What lines of the data hold the string "davon"? Copy them all.

(Document page data)

====================

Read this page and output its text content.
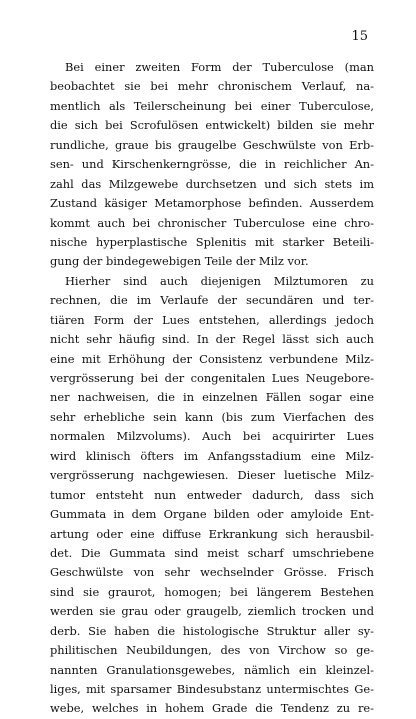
15
Bei einer zweiten Form der Tuberculose (man
beobachtet sie bei mehr chronischem Verlauf, na-
mentlich als Teilerscheinung bei einer Tuberculose,
die sich bei Scrofulösen entwickelt) bilden sie mehr
rundliche, graue bis graugelbe Geschwülste von Erb-
sen- und Kirschenkerngrösse, die in reichlicher An-
zahl das Milzgewebe durchsetzen und sich stets im
Zustand käsiger Metamorphose befinden. Ausserdem
kommt auch bei chronischer Tuberculose eine chro-
nische hyperplastische Splenitis mit starker Beteili-
gung der bindegewebigen Teile der Milz vor.
Hierher sind auch diejenigen Milztumoren zu
rechnen, die im Verlaufe der secundären und ter-
tiären Form der Lues entstehen, allerdings jedoch
nicht sehr häufig sind. In der Regel lässt sich auch
eine mit Erhöhung der Consistenz verbundene Milz-
vergrösserung bei der congenitalen Lues Neugebore-
ner nachweisen, die in einzelnen Fällen sogar eine
sehr erhebliche sein kann (bis zum Vierfachen des
normalen Milzvolums). Auch bei acquirirter Lues
wird klinisch öfters im Anfangsstadium eine Milz-
vergrösserung nachgewiesen. Dieser luetische Milz-
tumor entsteht nun entweder dadurch, dass sich
Gummata in dem Organe bilden oder amyloide Ent-
artung oder eine diffuse Erkrankung sich herausbil-
det. Die Gummata sind meist scharf umschriebene
Geschwülste von sehr wechselnder Grösse. Frisch
sind sie graurot, homogen; bei längerem Bestehen
werden sie grau oder graugelb, ziemlich trocken und
derb. Sie haben die histologische Struktur aller sy-
philitischen Neubildungen, des von Virchow so ge-
nannten Granulationsgewebes, nämlich ein kleinzel-
liges, mit sparsamer Bindesubstanz untermischtes Ge-
webe, welches in hohem Grade die Tendenz zu re-
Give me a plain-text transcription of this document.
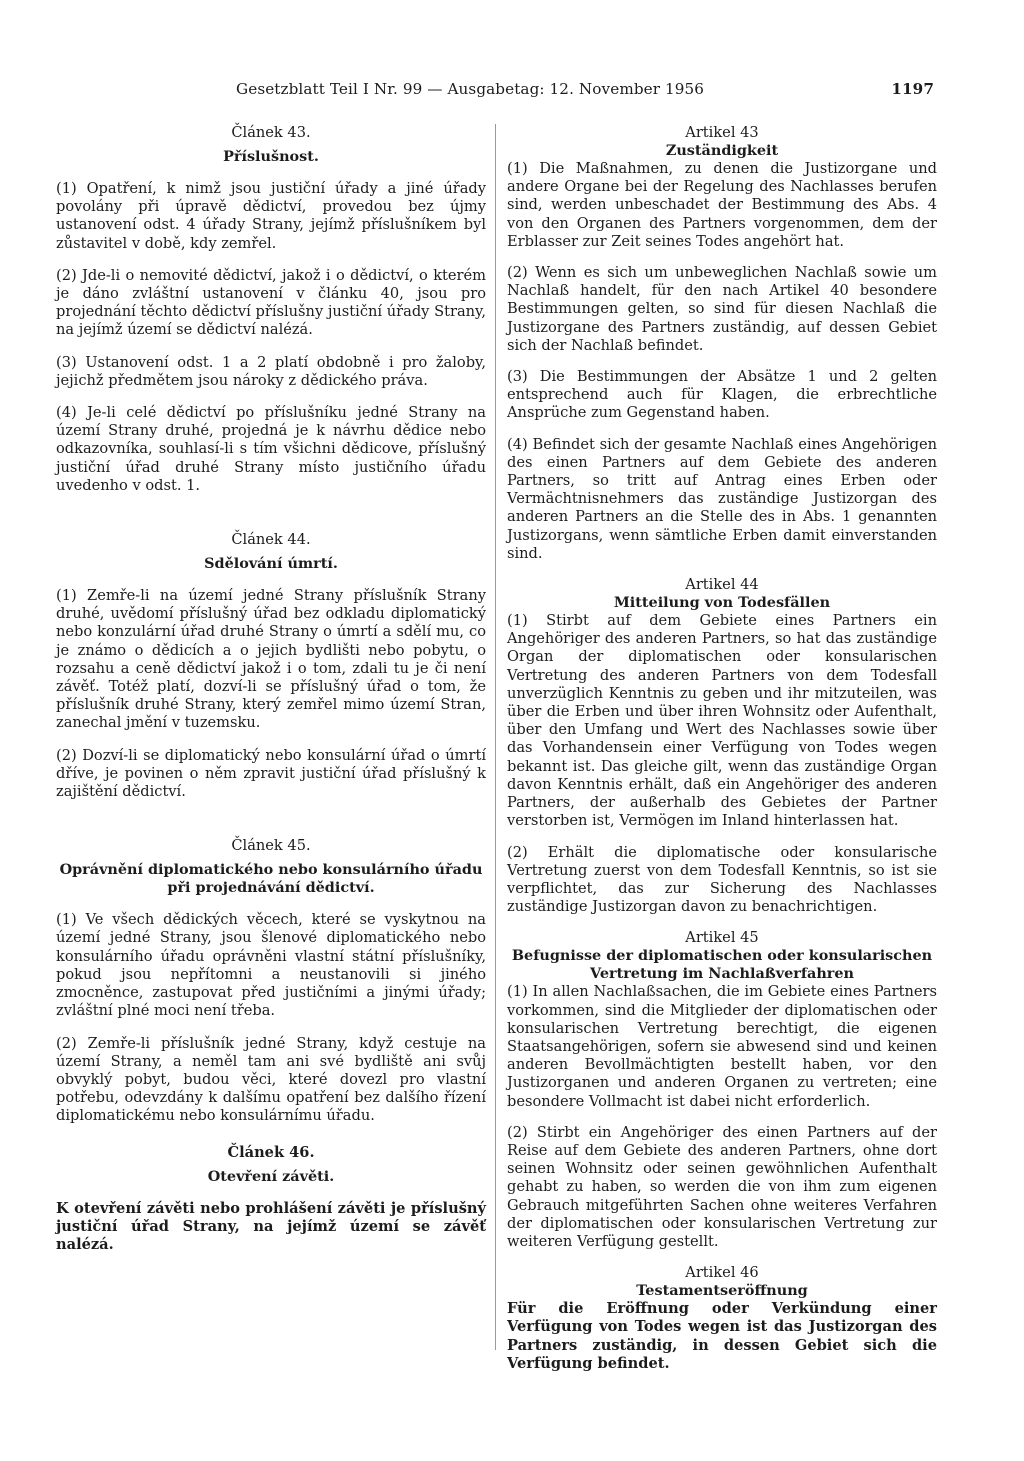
Gesetzblatt Teil I Nr. 99 — Ausgabetag: 12. November 1956	1197

Článek 43.

Příslušnost.

(1) Opatření, k nimž jsou justiční úřady a jiné úřady povolány při úpravě dědictví, provedou bez újmy ustanovení odst. 4 úřady Strany, jejímž příslušníkem byl zůstavitel v době, kdy zemřel.

(2) Jde-li o nemovité dědictví, jakož i o dědictví, o kterém je dáno zvláštní ustanovení v článku 40, jsou pro projednání těchto dědictví příslušny justiční úřady Strany, na jejímž území se dědictví nalézá.

(3) Ustanovení odst. 1 a 2 platí obdobně i pro žaloby, jejichž předmětem jsou nároky z dědického práva.

(4) Je-li celé dědictví po příslušníku jedné Strany na území Strany druhé, projedná je k návrhu dědice nebo odkazovníka, souhlasí-li s tím všichni dědicove, příslušný justiční úřad druhé Strany místo justičního úřadu uvedenho v odst. 1.

Článek 44.

Sdělování úmrtí.

(1) Zemře-li na území jedné Strany příslušník Strany druhé, uvědomí příslušný úřad bez odkladu diplomatický nebo konzulární úřad druhé Strany o úmrtí a sdělí mu, co je známo o dědicích a o jejich bydlišti nebo pobytu, o rozsahu a ceně dědictví jakož i o tom, zdali tu je či není závěť. Totéž platí, dozví-li se příslušný úřad o tom, že příslušník druhé Strany, který zemřel mimo území Stran, zanechal jmění v tuzemsku.

(2) Dozví-li se diplomatický nebo konsulární úřad o úmrtí dříve, je povinen o něm zpravit justiční úřad příslušný k zajištění dědictví.

Článek 45.

Oprávnění diplomatického nebo konsulárního úřadu

při projednávání dědictví.

(1) Ve všech dědických věcech, které se vyskytnou na území jedné Strany, jsou šlenové diplomatického nebo konsulárního úřadu oprávněni vlastní státní příslušníky, pokud jsou nepřítomni a neustanovili si jiného zmocněnce, zastupovat před justičními a jinými úřady; zvláštní plné moci není třeba.

(2) Zemře-li příslušník jedné Strany, když cestuje na území Strany, a neměl tam ani své bydliště ani svůj obvyklý pobyt, budou věci, které dovezl pro vlastní potřebu, odevzdány k dalšímu opatření bez dalšího řízení diplomatickému nebo konsulárnímu úřadu.

Článek 46.

Otevření závěti.

K otevření závěti nebo prohlášení závěti je příslušný justiční úřad Strany, na jejímž území se závěť nalézá.

Artikel 43

Zuständigkeit

(1) Die Maßnahmen, zu denen die Justizorgane und andere Organe bei der Regelung des Nachlasses berufen sind, werden unbeschadet der Bestimmung des Abs. 4 von den Organen des Partners vorgenommen, dem der Erblasser zur Zeit seines Todes angehört hat.

(2) Wenn es sich um unbeweglichen Nachlaß sowie um Nachlaß handelt, für den nach Artikel 40 besondere Bestimmungen gelten, so sind für diesen Nachlaß die Justizorgane des Partners zuständig, auf dessen Gebiet sich der Nachlaß befindet.

(3) Die Bestimmungen der Absätze 1 und 2 gelten entsprechend auch für Klagen, die erbrechtliche Ansprüche zum Gegenstand haben.

(4) Befindet sich der gesamte Nachlaß eines Angehörigen des einen Partners auf dem Gebiete des anderen Partners, so tritt auf Antrag eines Erben oder Vermächtnisnehmers das zuständige Justizorgan des anderen Partners an die Stelle des in Abs. 1 genannten Justizorgans, wenn sämtliche Erben damit einverstanden sind.

Artikel 44

Mitteilung von Todesfällen

(1) Stirbt auf dem Gebiete eines Partners ein Angehöriger des anderen Partners, so hat das zuständige Organ der diplomatischen oder konsularischen Vertretung des anderen Partners von dem Todesfall unverzüglich Kenntnis zu geben und ihr mitzuteilen, was über die Erben und über ihren Wohnsitz oder Aufenthalt, über den Umfang und Wert des Nachlasses sowie über das Vorhandensein einer Verfügung von Todes wegen bekannt ist. Das gleiche gilt, wenn das zuständige Organ davon Kenntnis erhält, daß ein Angehöriger des anderen Partners, der außerhalb des Gebietes der Partner verstorben ist, Vermögen im Inland hinterlassen hat.

(2) Erhält die diplomatische oder konsularische Vertretung zuerst von dem Todesfall Kenntnis, so ist sie verpflichtet, das zur Sicherung des Nachlasses zuständige Justizorgan davon zu benachrichtigen.

Artikel 45

Befugnisse der diplomatischen oder konsularischen

Vertretung im Nachlaßverfahren

(1) In allen Nachlaßsachen, die im Gebiete eines Partners vorkommen, sind die Mitglieder der diplomatischen oder konsularischen Vertretung berechtigt, die eigenen Staatsangehörigen, sofern sie abwesend sind und keinen anderen Bevollmächtigten bestellt haben, vor den Justizorganen und anderen Organen zu vertreten; eine besondere Vollmacht ist dabei nicht erforderlich.

(2) Stirbt ein Angehöriger des einen Partners auf der Reise auf dem Gebiete des anderen Partners, ohne dort seinen Wohnsitz oder seinen gewöhnlichen Aufenthalt gehabt zu haben, so werden die von ihm zum eigenen Gebrauch mitgeführten Sachen ohne weiteres Verfahren der diplomatischen oder konsularischen Vertretung zur weiteren Verfügung gestellt.

Artikel 46

Testamentseröffnung

Für die Eröffnung oder Verkündung einer Verfügung von Todes wegen ist das Justizorgan des Partners zuständig, in dessen Gebiet sich die Verfügung befindet.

====================

● Response to this task:
(1) Stirbt auf dem Gebiete eines Partners ein Angehöriger des anderen Partners, so hat das zuständige Organ der diplomatischen oder konsularischen Vertretung des anderen Partners von dem Todesfall unverzüglich Kenntnis zu geben und ihr mitzuteilen, was über die Erben und über ihren Wohnsitz oder Aufenthalt, über den Umfang und Wert des Nachlasses sowie über das Vorhandensein einer Verfügung von Todes wegen bekannt ist. Das gleiche gilt, wenn das zuständige Organ davon Kenntnis erhält, daß ein Angehöriger des anderen Partners, der außerhalb des Gebietes der Partner verstorben ist, Vermögen im Inland hinterlassen hat.
(2) Erhält die diplomatische oder konsularische Vertretung zuerst von dem Todesfall Kenntnis, so ist sie verpflichtet, das zur Sicherung des Nachlasses zuständige Justizorgan davon zu benachrichtigen.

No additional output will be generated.